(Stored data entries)
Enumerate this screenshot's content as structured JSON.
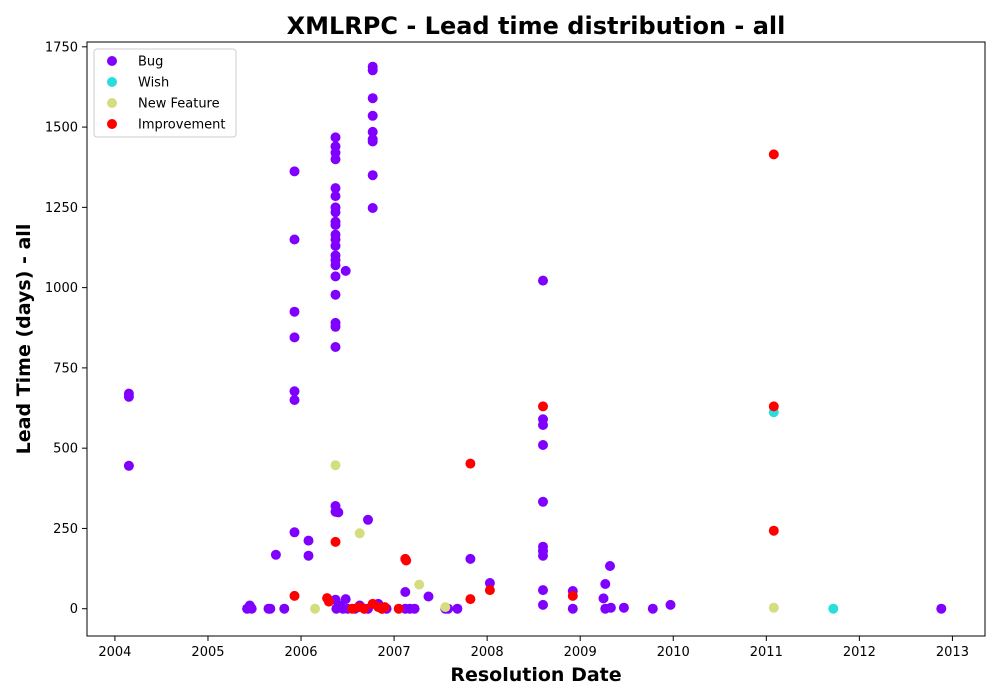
{
  "chart_data": {
    "type": "scatter",
    "title": "XMLRPC - Lead time distribution - all",
    "xlabel": "Resolution Date",
    "ylabel": "Lead Time (days) - all",
    "xlim": [
      2003.7,
      2013.35
    ],
    "ylim": [
      -85,
      1765
    ],
    "x_ticks": [
      2004,
      2005,
      2006,
      2007,
      2008,
      2009,
      2010,
      2011,
      2012,
      2013
    ],
    "y_ticks": [
      0,
      250,
      500,
      750,
      1000,
      1250,
      1500,
      1750
    ],
    "grid": false,
    "legend_position": "top-left",
    "series": [
      {
        "name": "Bug",
        "color": "#8000ff",
        "points": [
          [
            2004.15,
            670
          ],
          [
            2004.15,
            660
          ],
          [
            2004.15,
            445
          ],
          [
            2005.42,
            0
          ],
          [
            2005.45,
            10
          ],
          [
            2005.47,
            0
          ],
          [
            2005.65,
            0
          ],
          [
            2005.67,
            0
          ],
          [
            2005.73,
            168
          ],
          [
            2005.82,
            0
          ],
          [
            2005.93,
            1362
          ],
          [
            2005.93,
            1150
          ],
          [
            2005.93,
            925
          ],
          [
            2005.93,
            845
          ],
          [
            2005.93,
            677
          ],
          [
            2005.93,
            650
          ],
          [
            2005.93,
            238
          ],
          [
            2006.08,
            212
          ],
          [
            2006.08,
            165
          ],
          [
            2006.37,
            1468
          ],
          [
            2006.37,
            1440
          ],
          [
            2006.37,
            1420
          ],
          [
            2006.37,
            1400
          ],
          [
            2006.37,
            1310
          ],
          [
            2006.37,
            1285
          ],
          [
            2006.37,
            1250
          ],
          [
            2006.37,
            1235
          ],
          [
            2006.37,
            1205
          ],
          [
            2006.37,
            1195
          ],
          [
            2006.37,
            1165
          ],
          [
            2006.37,
            1150
          ],
          [
            2006.37,
            1130
          ],
          [
            2006.37,
            1100
          ],
          [
            2006.37,
            1085
          ],
          [
            2006.37,
            1070
          ],
          [
            2006.37,
            1035
          ],
          [
            2006.37,
            978
          ],
          [
            2006.37,
            890
          ],
          [
            2006.37,
            878
          ],
          [
            2006.37,
            815
          ],
          [
            2006.37,
            320
          ],
          [
            2006.37,
            302
          ],
          [
            2006.4,
            300
          ],
          [
            2006.37,
            28
          ],
          [
            2006.38,
            0
          ],
          [
            2006.42,
            10
          ],
          [
            2006.45,
            0
          ],
          [
            2006.48,
            1052
          ],
          [
            2006.48,
            30
          ],
          [
            2006.5,
            0
          ],
          [
            2006.58,
            0
          ],
          [
            2006.63,
            10
          ],
          [
            2006.68,
            0
          ],
          [
            2006.72,
            277
          ],
          [
            2006.72,
            0
          ],
          [
            2006.77,
            1688
          ],
          [
            2006.77,
            1677
          ],
          [
            2006.77,
            1590
          ],
          [
            2006.77,
            1535
          ],
          [
            2006.77,
            1485
          ],
          [
            2006.77,
            1462
          ],
          [
            2006.77,
            1455
          ],
          [
            2006.77,
            1350
          ],
          [
            2006.77,
            1248
          ],
          [
            2006.83,
            15
          ],
          [
            2006.87,
            0
          ],
          [
            2006.92,
            0
          ],
          [
            2007.12,
            52
          ],
          [
            2007.12,
            0
          ],
          [
            2007.17,
            0
          ],
          [
            2007.22,
            0
          ],
          [
            2007.37,
            38
          ],
          [
            2007.55,
            0
          ],
          [
            2007.58,
            0
          ],
          [
            2007.68,
            0
          ],
          [
            2007.82,
            155
          ],
          [
            2008.03,
            80
          ],
          [
            2008.6,
            1022
          ],
          [
            2008.6,
            590
          ],
          [
            2008.6,
            572
          ],
          [
            2008.6,
            510
          ],
          [
            2008.6,
            333
          ],
          [
            2008.6,
            193
          ],
          [
            2008.6,
            180
          ],
          [
            2008.6,
            165
          ],
          [
            2008.6,
            58
          ],
          [
            2008.6,
            12
          ],
          [
            2008.92,
            55
          ],
          [
            2008.92,
            0
          ],
          [
            2009.25,
            32
          ],
          [
            2009.27,
            77
          ],
          [
            2009.27,
            0
          ],
          [
            2009.32,
            133
          ],
          [
            2009.33,
            3
          ],
          [
            2009.47,
            3
          ],
          [
            2009.78,
            0
          ],
          [
            2009.97,
            12
          ],
          [
            2012.88,
            0
          ]
        ]
      },
      {
        "name": "Wish",
        "color": "#2adddd",
        "points": [
          [
            2011.08,
            612
          ],
          [
            2011.72,
            0
          ]
        ]
      },
      {
        "name": "New Feature",
        "color": "#d4dd80",
        "points": [
          [
            2006.15,
            0
          ],
          [
            2006.37,
            447
          ],
          [
            2006.63,
            235
          ],
          [
            2007.27,
            75
          ],
          [
            2007.55,
            5
          ],
          [
            2011.08,
            3
          ]
        ]
      },
      {
        "name": "Improvement",
        "color": "#ff0000",
        "points": [
          [
            2005.93,
            40
          ],
          [
            2006.28,
            33
          ],
          [
            2006.3,
            22
          ],
          [
            2006.37,
            208
          ],
          [
            2006.55,
            0
          ],
          [
            2006.62,
            5
          ],
          [
            2006.68,
            0
          ],
          [
            2006.77,
            15
          ],
          [
            2006.83,
            5
          ],
          [
            2006.87,
            0
          ],
          [
            2006.9,
            5
          ],
          [
            2007.05,
            0
          ],
          [
            2007.12,
            155
          ],
          [
            2007.13,
            150
          ],
          [
            2007.82,
            452
          ],
          [
            2007.82,
            30
          ],
          [
            2008.03,
            58
          ],
          [
            2008.6,
            630
          ],
          [
            2008.92,
            40
          ],
          [
            2011.08,
            1415
          ],
          [
            2011.08,
            630
          ],
          [
            2011.08,
            243
          ]
        ]
      }
    ]
  }
}
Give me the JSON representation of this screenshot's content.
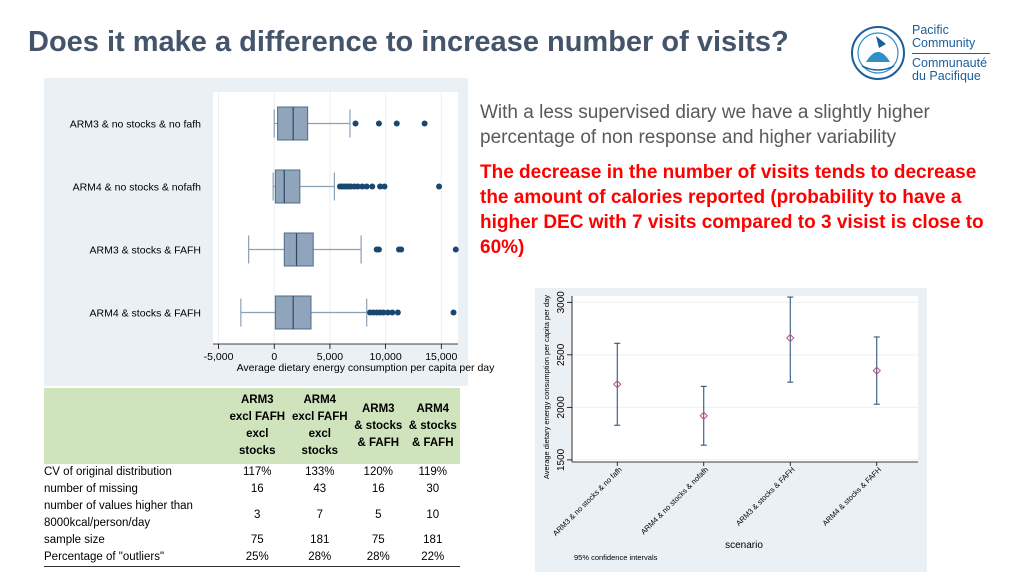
{
  "title": "Does it make a difference to increase number of visits?",
  "logo": {
    "line1": "Pacific",
    "line2": "Community",
    "line3": "Communauté",
    "line4": "du Pacifique"
  },
  "text_grey": "With a less supervised diary we have a slightly higher percentage of non response and higher variability",
  "text_red": "The decrease in the number of visits tends to decrease the amount of calories reported (probability to have a higher DEC with 7 visits compared to 3 visist is close to 60%)",
  "table": {
    "headers": [
      [
        "ARM3",
        "excl FAFH",
        "excl",
        "stocks"
      ],
      [
        "ARM4",
        "excl FAFH",
        "excl",
        "stocks"
      ],
      [
        "ARM3",
        "& stocks",
        "& FAFH"
      ],
      [
        "ARM4",
        "& stocks",
        "& FAFH"
      ]
    ],
    "rows": [
      {
        "label": [
          "CV of original distribution"
        ],
        "values": [
          "117%",
          "133%",
          "120%",
          "119%"
        ]
      },
      {
        "label": [
          "number of missing"
        ],
        "values": [
          "16",
          "43",
          "16",
          "30"
        ]
      },
      {
        "label": [
          "number of values higher than",
          "8000kcal/person/day"
        ],
        "values": [
          "3",
          "7",
          "5",
          "10"
        ]
      },
      {
        "label": [
          "sample size"
        ],
        "values": [
          "75",
          "181",
          "75",
          "181"
        ]
      },
      {
        "label": [
          "Percentage of \"outliers\""
        ],
        "values": [
          "25%",
          "28%",
          "28%",
          "22%"
        ]
      }
    ]
  },
  "chart_data": [
    {
      "type": "box",
      "orientation": "horizontal",
      "xlabel": "Average dietary energy consumption per capita per day",
      "xlim": [
        -5500,
        16500
      ],
      "xticks": [
        -5000,
        0,
        5000,
        10000,
        15000
      ],
      "xtick_labels": [
        "-5,000",
        "0",
        "5,000",
        "10,000",
        "15,000"
      ],
      "colors": {
        "box": "#90a4bb",
        "outlier": "#1a476f"
      },
      "groups": [
        {
          "label": "ARM3 & no stocks & no fafh",
          "whisker_low": 0,
          "q1": 300,
          "median": 1700,
          "q3": 3000,
          "whisker_high": 6800,
          "outliers": [
            7300,
            9400,
            11000,
            13500
          ]
        },
        {
          "label": "ARM4 & no stocks & nofafh",
          "whisker_low": -100,
          "q1": 100,
          "median": 900,
          "q3": 2300,
          "whisker_high": 5400,
          "outliers": [
            5900,
            6100,
            6300,
            6500,
            6700,
            6900,
            7200,
            7500,
            7900,
            8300,
            8800,
            9500,
            9900,
            14800
          ]
        },
        {
          "label": "ARM3 & stocks & FAFH",
          "whisker_low": -2300,
          "q1": 900,
          "median": 2000,
          "q3": 3500,
          "whisker_high": 7800,
          "outliers": [
            9200,
            9400,
            11200,
            11400,
            16300
          ]
        },
        {
          "label": "ARM4 & stocks & FAFH",
          "whisker_low": -3000,
          "q1": 100,
          "median": 1700,
          "q3": 3300,
          "whisker_high": 8300,
          "outliers": [
            8600,
            8900,
            9200,
            9500,
            9800,
            10200,
            10600,
            11100,
            16100
          ]
        }
      ]
    },
    {
      "type": "errorbar",
      "ylabel": "Average dietary energy consumption per capita per day",
      "xlabel": "scenario",
      "note": "95% confidence intervals",
      "ylim": [
        1480,
        3060
      ],
      "yticks": [
        1500,
        2000,
        2500,
        3000
      ],
      "colors": {
        "marker": "#c0507a",
        "bar": "#1a476f"
      },
      "categories": [
        "ARM3 & no stocks & no fafh",
        "ARM4 & no stocks & nofafh",
        "ARM3 & stocks & FAFH",
        "ARM4 & stocks & FAFH"
      ],
      "mean": [
        2220,
        1920,
        2660,
        2350
      ],
      "ci_low": [
        1830,
        1640,
        2240,
        2030
      ],
      "ci_high": [
        2610,
        2200,
        3050,
        2670
      ]
    }
  ]
}
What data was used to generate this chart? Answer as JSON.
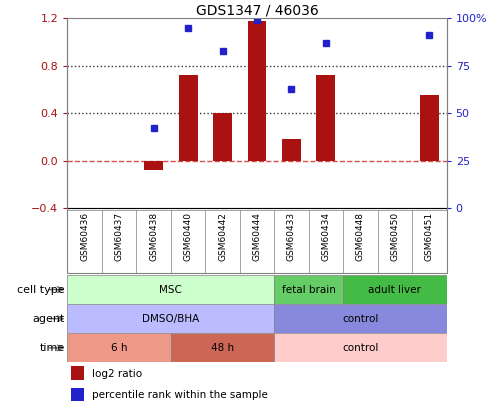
{
  "title": "GDS1347 / 46036",
  "samples": [
    "GSM60436",
    "GSM60437",
    "GSM60438",
    "GSM60440",
    "GSM60442",
    "GSM60444",
    "GSM60433",
    "GSM60434",
    "GSM60448",
    "GSM60450",
    "GSM60451"
  ],
  "log2_ratio": [
    0,
    0,
    -0.08,
    0.72,
    0.4,
    1.18,
    0.18,
    0.72,
    0,
    0,
    0.55
  ],
  "percentile_rank": [
    null,
    null,
    0.42,
    0.95,
    0.83,
    0.99,
    0.63,
    0.87,
    null,
    null,
    0.91
  ],
  "bar_color": "#aa1111",
  "dot_color": "#2222cc",
  "ylim_left": [
    -0.4,
    1.2
  ],
  "ylim_right": [
    0,
    100
  ],
  "yticks_left": [
    -0.4,
    0,
    0.4,
    0.8,
    1.2
  ],
  "yticks_right": [
    0,
    25,
    50,
    75,
    100
  ],
  "hlines": [
    0.8,
    0.4
  ],
  "hline_zero_color": "#cc2222",
  "hline_color": "#333333",
  "cell_type_row": {
    "label": "cell type",
    "groups": [
      {
        "text": "MSC",
        "start": 0,
        "end": 6,
        "color": "#ccffcc"
      },
      {
        "text": "fetal brain",
        "start": 6,
        "end": 8,
        "color": "#66cc66"
      },
      {
        "text": "adult liver",
        "start": 8,
        "end": 11,
        "color": "#44bb44"
      }
    ]
  },
  "agent_row": {
    "label": "agent",
    "groups": [
      {
        "text": "DMSO/BHA",
        "start": 0,
        "end": 6,
        "color": "#bbbbff"
      },
      {
        "text": "control",
        "start": 6,
        "end": 11,
        "color": "#8888dd"
      }
    ]
  },
  "time_row": {
    "label": "time",
    "groups": [
      {
        "text": "6 h",
        "start": 0,
        "end": 3,
        "color": "#ee9988"
      },
      {
        "text": "48 h",
        "start": 3,
        "end": 6,
        "color": "#cc6655"
      },
      {
        "text": "control",
        "start": 6,
        "end": 11,
        "color": "#ffcccc"
      }
    ]
  },
  "legend_items": [
    {
      "color": "#aa1111",
      "label": "log2 ratio"
    },
    {
      "color": "#2222cc",
      "label": "percentile rank within the sample"
    }
  ]
}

What needs to be done: Which lines of the data above contain "stocks"? Copy each one.

Written solution:
        "stocks"
        "stocks"
        "& stocks",
        "& stocks",
          "label": "ARM3 & no stocks & no fafh",
          "label": "ARM4 & no stocks & nofafh",
          "label": "ARM3 & stocks & FAFH",
          "label": "ARM4 & stocks & FAFH",
        "ARM3 & no stocks & no fafh",
        "ARM4 & no stocks & nofafh",
        "ARM3 & stocks & FAFH",
        "ARM4 & stocks & FAFH"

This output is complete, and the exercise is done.